= What is needed =
Reproduce every entry in the listing without alteration.

= Data records =
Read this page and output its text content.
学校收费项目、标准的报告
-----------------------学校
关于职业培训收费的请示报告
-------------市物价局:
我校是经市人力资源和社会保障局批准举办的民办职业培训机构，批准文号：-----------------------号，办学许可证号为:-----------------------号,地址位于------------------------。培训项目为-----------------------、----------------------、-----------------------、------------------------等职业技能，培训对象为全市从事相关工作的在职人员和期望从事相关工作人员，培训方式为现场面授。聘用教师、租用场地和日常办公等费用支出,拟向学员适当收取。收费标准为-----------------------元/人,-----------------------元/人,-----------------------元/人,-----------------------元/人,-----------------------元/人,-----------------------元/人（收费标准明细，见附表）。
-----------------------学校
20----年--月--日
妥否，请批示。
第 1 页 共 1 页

= The solution =
Read this page and output its text content.
学校收费项目、标准的报告
-----------------------学校
关于职业培训收费的请示报告
-------------市物价局:
我校是经市人力资源和社会保障局批准举办的民办职业培训机构，批准文号：-----------------------号，办学许可证号为:-----------------------号,地址位于------------------------。培训项目为-----------------------、----------------------、-----------------------、------------------------等职业技能，培训对象为全市从事相关工作的在职人员和期望从事相关工作人员，培训方式为现场面授。聘用教师、租用场地和日常办公等费用支出,拟向学员适当收取。收费标准为-----------------------元/人,-----------------------元/人,-----------------------元/人,-----------------------元/人,-----------------------元/人,-----------------------元/人（收费标准明细，见附表）。
-----------------------学校
20----年--月--日
妥否，请批示。
第 1 页 共 1 页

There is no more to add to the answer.